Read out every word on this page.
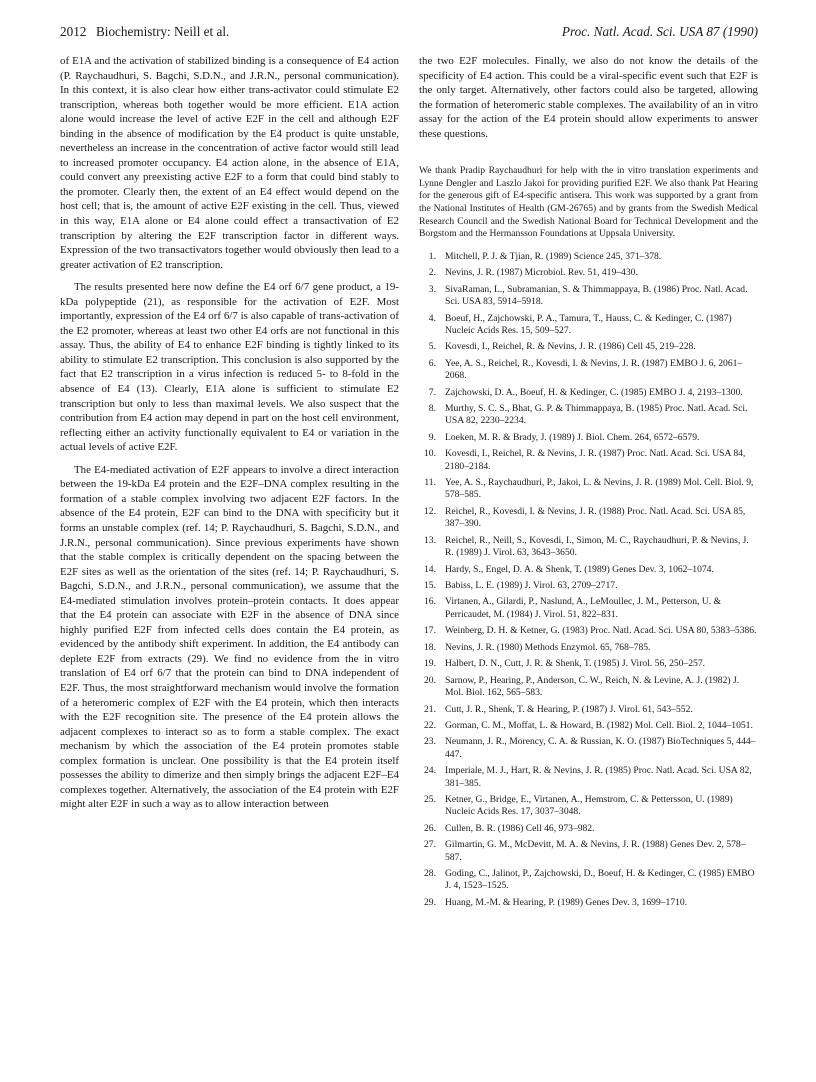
2012 Biochemistry: Neill et al.	Proc. Natl. Acad. Sci. USA 87 (1990)

of E1A and the activation of stabilized binding is a consequence of E4 action (P. Raychaudhuri, S. Bagchi, S.D.N., and J.R.N., personal communication). In this context, it is also clear how either trans-activator could stimulate E2 transcription, whereas both together would be more efficient. E1A action alone would increase the level of active E2F in the cell and although E2F binding in the absence of modification by the E4 product is quite unstable, nevertheless an increase in the concentration of active factor would still lead to increased promoter occupancy. E4 action alone, in the absence of E1A, could convert any preexisting active E2F to a form that could bind stably to the promoter. Clearly then, the extent of an E4 effect would depend on the host cell; that is, the amount of active E2F existing in the cell. Thus, viewed in this way, E1A alone or E4 alone could effect a transactivation of E2 transcription by altering the E2F transcription factor in different ways. Expression of the two transactivators together would obviously then lead to a greater activation of E2 transcription.

The results presented here now define the E4 orf 6/7 gene product, a 19-kDa polypeptide (21), as responsible for the activation of E2F. Most importantly, expression of the E4 orf 6/7 is also capable of trans-activation of the E2 promoter, whereas at least two other E4 orfs are not functional in this assay. Thus, the ability of E4 to enhance E2F binding is tightly linked to its ability to stimulate E2 transcription. This conclusion is also supported by the fact that E2 transcription in a virus infection is reduced 5- to 8-fold in the absence of E4 (13). Clearly, E1A alone is sufficient to stimulate E2 transcription but only to less than maximal levels. We also suspect that the contribution from E4 action may depend in part on the host cell environment, reflecting either an activity functionally equivalent to E4 or variation in the actual levels of active E2F.

The E4-mediated activation of E2F appears to involve a direct interaction between the 19-kDa E4 protein and the E2F–DNA complex resulting in the formation of a stable complex involving two adjacent E2F factors. In the absence of the E4 protein, E2F can bind to the DNA with specificity but it forms an unstable complex (ref. 14; P. Raychaudhuri, S. Bagchi, S.D.N., and J.R.N., personal communication). Since previous experiments have shown that the stable complex is critically dependent on the spacing between the E2F sites as well as the orientation of the sites (ref. 14; P. Raychaudhuri, S. Bagchi, S.D.N., and J.R.N., personal communication), we assume that the E4-mediated stimulation involves protein–protein contacts. It does appear that the E4 protein can associate with E2F in the absence of DNA since highly purified E2F from infected cells does contain the E4 protein, as evidenced by the antibody shift experiment. In addition, the E4 antibody can deplete E2F from extracts (29). We find no evidence from the in vitro translation of E4 orf 6/7 that the protein can bind to DNA independent of E2F. Thus, the most straightforward mechanism would involve the formation of a heteromeric complex of E2F with the E4 protein, which then interacts with the E2F recognition site. The presence of the E4 protein allows the adjacent complexes to interact so as to form a stable complex. The exact mechanism by which the association of the E4 protein promotes stable complex formation is unclear. One possibility is that the E4 protein itself possesses the ability to dimerize and then simply brings the adjacent E2F–E4 complexes together. Alternatively, the association of the E4 protein with E2F might alter E2F in such a way as to allow interaction between

the two E2F molecules. Finally, we also do not know the details of the specificity of E4 action. This could be a viral-specific event such that E2F is the only target. Alternatively, other factors could also be targeted, allowing the formation of heteromeric stable complexes. The availability of an in vitro assay for the action of the E4 protein should allow experiments to answer these questions.

We thank Pradip Raychaudhuri for help with the in vitro translation experiments and Lynne Dengler and Laszlo Jakoi for providing purified E2F. We also thank Pat Hearing for the generous gift of E4-specific antisera. This work was supported by a grant from the National Institutes of Health (GM-26765) and by grants from the Swedish Medical Research Council and the Swedish National Board for Technical Development and the Borgstom and the Hermansson Foundations at Uppsala University.

1. Mitchell, P. J. & Tjian, R. (1989) Science 245, 371–378.
2. Nevins, J. R. (1987) Microbiol. Rev. 51, 419–430.
3. SivaRaman, L., Subramanian, S. & Thimmappaya, B. (1986) Proc. Natl. Acad. Sci. USA 83, 5914–5918.
4. Boeuf, H., Zajchowski, P. A., Tamura, T., Hauss, C. & Kedinger, C. (1987) Nucleic Acids Res. 15, 509–527.
5. Kovesdi, I., Reichel, R. & Nevins, J. R. (1986) Cell 45, 219–228.
6. Yee, A. S., Reichel, R., Kovesdi, I. & Nevins, J. R. (1987) EMBO J. 6, 2061–2068.
7. Zajchowski, D. A., Boeuf, H. & Kedinger, C. (1985) EMBO J. 4, 2193–1300.
8. Murthy, S. C. S., Bhat, G. P. & Thimmappaya, B. (1985) Proc. Natl. Acad. Sci. USA 82, 2230–2234.
9. Loeken, M. R. & Brady, J. (1989) J. Biol. Chem. 264, 6572–6579.
10. Kovesdi, I., Reichel, R. & Nevins, J. R. (1987) Proc. Natl. Acad. Sci. USA 84, 2180–2184.
11. Yee, A. S., Raychaudhuri, P., Jakoi, L. & Nevins, J. R. (1989) Mol. Cell. Biol. 9, 578–585.
12. Reichel, R., Kovesdi, I. & Nevins, J. R. (1988) Proc. Natl. Acad. Sci. USA 85, 387–390.
13. Reichel, R., Neill, S., Kovesdi, I., Simon, M. C., Raychaudhuri, P. & Nevins, J. R. (1989) J. Virol. 63, 3643–3650.
14. Hardy, S., Engel, D. A. & Shenk, T. (1989) Genes Dev. 3, 1062–1074.
15. Babiss, L. E. (1989) J. Virol. 63, 2709–2717.
16. Virtanen, A., Gilardi, P., Naslund, A., LeMoullec, J. M., Petterson, U. & Perricaudet, M. (1984) J. Virol. 51, 822–831.
17. Weinberg, D. H. & Ketner, G. (1983) Proc. Natl. Acad. Sci. USA 80, 5383–5386.
18. Nevins, J. R. (1980) Methods Enzymol. 65, 768–785.
19. Halbert, D. N., Cutt, J. R. & Shenk, T. (1985) J. Virol. 56, 250–257.
20. Sarnow, P., Hearing, P., Anderson, C. W., Reich, N. & Levine, A. J. (1982) J. Mol. Biol. 162, 565–583.
21. Cutt, J. R., Shenk, T. & Hearing, P. (1987) J. Virol. 61, 543–552.
22. Gorman, C. M., Moffat, L. & Howard, B. (1982) Mol. Cell. Biol. 2, 1044–1051.
23. Neumann, J. R., Morency, C. A. & Russian, K. O. (1987) BioTechniques 5, 444–447.
24. Imperiale, M. J., Hart, R. & Nevins, J. R. (1985) Proc. Natl. Acad. Sci. USA 82, 381–385.
25. Ketner, G., Bridge, E., Virtanen, A., Hemstrom, C. & Pettersson, U. (1989) Nucleic Acids Res. 17, 3037–3048.
26. Cullen, B. R. (1986) Cell 46, 973–982.
27. Gilmartin, G. M., McDevitt, M. A. & Nevins, J. R. (1988) Genes Dev. 2, 578–587.
28. Goding, C., Jalinot, P., Zajchowski, D., Boeuf, H. & Kedinger, C. (1985) EMBO J. 4, 1523–1525.
29. Huang, M.-M. & Hearing, P. (1989) Genes Dev. 3, 1699–1710.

**WORK TASK:** Gather all lines from the records above in which "Zajchowski" appears.

**PROBLEM SOLUTION:**
4. Boeuf, H., Zajchowski, P. A., Tamura, T., Hauss, C. & Kedinger, C. (1987) Nucleic Acids Res. 15, 509–527.
7. Zajchowski, D. A., Boeuf, H. & Kedinger, C. (1985) EMBO J. 4, 2193–1300.
28. Goding, C., Jalinot, P., Zajchowski, D., Boeuf, H. & Kedinger, C. (1985) EMBO J. 4, 1523–1525.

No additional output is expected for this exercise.